GOAL: Copy each record exactly as it reads, leaving out any pictures it holds.

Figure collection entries
○ ○ ○ ○ ○

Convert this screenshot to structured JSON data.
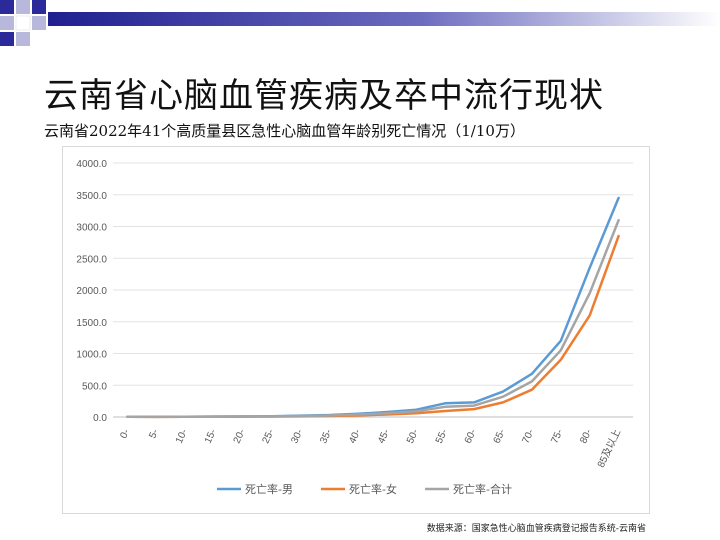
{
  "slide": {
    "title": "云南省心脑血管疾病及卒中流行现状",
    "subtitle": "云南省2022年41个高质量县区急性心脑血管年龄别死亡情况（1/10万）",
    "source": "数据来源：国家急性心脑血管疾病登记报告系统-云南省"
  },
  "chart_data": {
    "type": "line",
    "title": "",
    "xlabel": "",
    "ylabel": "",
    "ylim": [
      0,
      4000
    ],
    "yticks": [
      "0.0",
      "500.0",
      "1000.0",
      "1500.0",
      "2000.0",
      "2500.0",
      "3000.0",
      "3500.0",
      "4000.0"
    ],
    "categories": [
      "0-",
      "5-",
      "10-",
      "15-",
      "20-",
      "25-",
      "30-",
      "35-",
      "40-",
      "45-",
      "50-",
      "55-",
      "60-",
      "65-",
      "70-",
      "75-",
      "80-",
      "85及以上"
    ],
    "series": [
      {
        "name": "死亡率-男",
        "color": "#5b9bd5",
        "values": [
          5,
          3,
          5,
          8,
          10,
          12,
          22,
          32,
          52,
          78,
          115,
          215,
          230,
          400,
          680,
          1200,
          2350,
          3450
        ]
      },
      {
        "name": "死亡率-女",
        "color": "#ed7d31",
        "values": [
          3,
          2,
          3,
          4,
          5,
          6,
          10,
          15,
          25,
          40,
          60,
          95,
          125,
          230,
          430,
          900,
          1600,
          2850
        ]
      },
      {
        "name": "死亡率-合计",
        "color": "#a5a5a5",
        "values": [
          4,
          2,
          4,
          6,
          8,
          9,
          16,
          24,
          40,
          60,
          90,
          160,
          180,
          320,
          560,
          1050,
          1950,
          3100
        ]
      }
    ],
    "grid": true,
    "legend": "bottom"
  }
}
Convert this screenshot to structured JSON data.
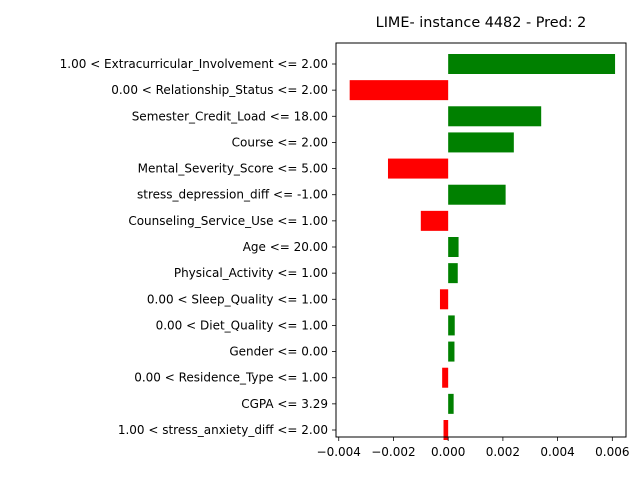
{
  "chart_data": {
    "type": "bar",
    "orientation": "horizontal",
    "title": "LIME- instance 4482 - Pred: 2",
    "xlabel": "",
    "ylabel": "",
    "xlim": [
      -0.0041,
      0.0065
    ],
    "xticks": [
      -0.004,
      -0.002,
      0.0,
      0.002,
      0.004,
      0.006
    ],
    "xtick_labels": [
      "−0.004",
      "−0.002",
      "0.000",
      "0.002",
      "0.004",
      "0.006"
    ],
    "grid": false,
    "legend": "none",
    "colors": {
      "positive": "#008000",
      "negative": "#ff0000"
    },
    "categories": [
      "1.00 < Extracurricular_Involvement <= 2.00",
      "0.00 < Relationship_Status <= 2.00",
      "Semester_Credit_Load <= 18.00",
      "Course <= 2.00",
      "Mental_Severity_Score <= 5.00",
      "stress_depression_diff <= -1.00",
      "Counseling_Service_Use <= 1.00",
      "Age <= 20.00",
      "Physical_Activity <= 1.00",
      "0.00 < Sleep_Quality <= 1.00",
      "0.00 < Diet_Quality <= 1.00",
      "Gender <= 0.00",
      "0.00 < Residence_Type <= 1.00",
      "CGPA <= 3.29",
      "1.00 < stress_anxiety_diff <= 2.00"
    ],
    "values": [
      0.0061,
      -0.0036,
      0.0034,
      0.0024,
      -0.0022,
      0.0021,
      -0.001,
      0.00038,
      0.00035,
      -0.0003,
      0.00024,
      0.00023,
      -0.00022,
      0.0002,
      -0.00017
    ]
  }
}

○ ○ ○ ○ ○

SOLUTION TO THIS TASK:
Convert this screenshot to structured JSON data.
{
  "slide": {
    "title": "云南省心脑血管疾病及卒中流行现状",
    "subtitle": "云南省2022年41个高质量县区急性心脑血管年龄别死亡情况（1/10万）",
    "source": "数据来源：国家急性心脑血管疾病登记报告系统-云南省"
  },
  "chart_data": {
    "type": "line",
    "title": "",
    "xlabel": "",
    "ylabel": "",
    "ylim": [
      0,
      4000
    ],
    "yticks": [
      "0.0",
      "500.0",
      "1000.0",
      "1500.0",
      "2000.0",
      "2500.0",
      "3000.0",
      "3500.0",
      "4000.0"
    ],
    "categories": [
      "0-",
      "5-",
      "10-",
      "15-",
      "20-",
      "25-",
      "30-",
      "35-",
      "40-",
      "45-",
      "50-",
      "55-",
      "60-",
      "65-",
      "70-",
      "75-",
      "80-",
      "85及以上"
    ],
    "series": [
      {
        "name": "死亡率-男",
        "color": "#5b9bd5",
        "values": [
          5,
          3,
          5,
          8,
          10,
          12,
          22,
          32,
          52,
          78,
          115,
          215,
          230,
          400,
          680,
          1200,
          2350,
          3450
        ]
      },
      {
        "name": "死亡率-女",
        "color": "#ed7d31",
        "values": [
          3,
          2,
          3,
          4,
          5,
          6,
          10,
          15,
          25,
          40,
          60,
          95,
          125,
          230,
          430,
          900,
          1600,
          2850
        ]
      },
      {
        "name": "死亡率-合计",
        "color": "#a5a5a5",
        "values": [
          4,
          2,
          4,
          6,
          8,
          9,
          16,
          24,
          40,
          60,
          90,
          160,
          180,
          320,
          560,
          1050,
          1950,
          3100
        ]
      }
    ],
    "grid": true,
    "legend": "bottom"
  }
}
Convert this screenshot to structured JSON data.
{
  "chart_data": {
    "type": "bar",
    "orientation": "horizontal",
    "title": "LIME- instance 4482 - Pred: 2",
    "xlabel": "",
    "ylabel": "",
    "xlim": [
      -0.0041,
      0.0065
    ],
    "xticks": [
      -0.004,
      -0.002,
      0.0,
      0.002,
      0.004,
      0.006
    ],
    "xtick_labels": [
      "−0.004",
      "−0.002",
      "0.000",
      "0.002",
      "0.004",
      "0.006"
    ],
    "grid": false,
    "legend": "none",
    "colors": {
      "positive": "#008000",
      "negative": "#ff0000"
    },
    "categories": [
      "1.00 < Extracurricular_Involvement <= 2.00",
      "0.00 < Relationship_Status <= 2.00",
      "Semester_Credit_Load <= 18.00",
      "Course <= 2.00",
      "Mental_Severity_Score <= 5.00",
      "stress_depression_diff <= -1.00",
      "Counseling_Service_Use <= 1.00",
      "Age <= 20.00",
      "Physical_Activity <= 1.00",
      "0.00 < Sleep_Quality <= 1.00",
      "0.00 < Diet_Quality <= 1.00",
      "Gender <= 0.00",
      "0.00 < Residence_Type <= 1.00",
      "CGPA <= 3.29",
      "1.00 < stress_anxiety_diff <= 2.00"
    ],
    "values": [
      0.0061,
      -0.0036,
      0.0034,
      0.0024,
      -0.0022,
      0.0021,
      -0.001,
      0.00038,
      0.00035,
      -0.0003,
      0.00024,
      0.00023,
      -0.00022,
      0.0002,
      -0.00017
    ]
  }
}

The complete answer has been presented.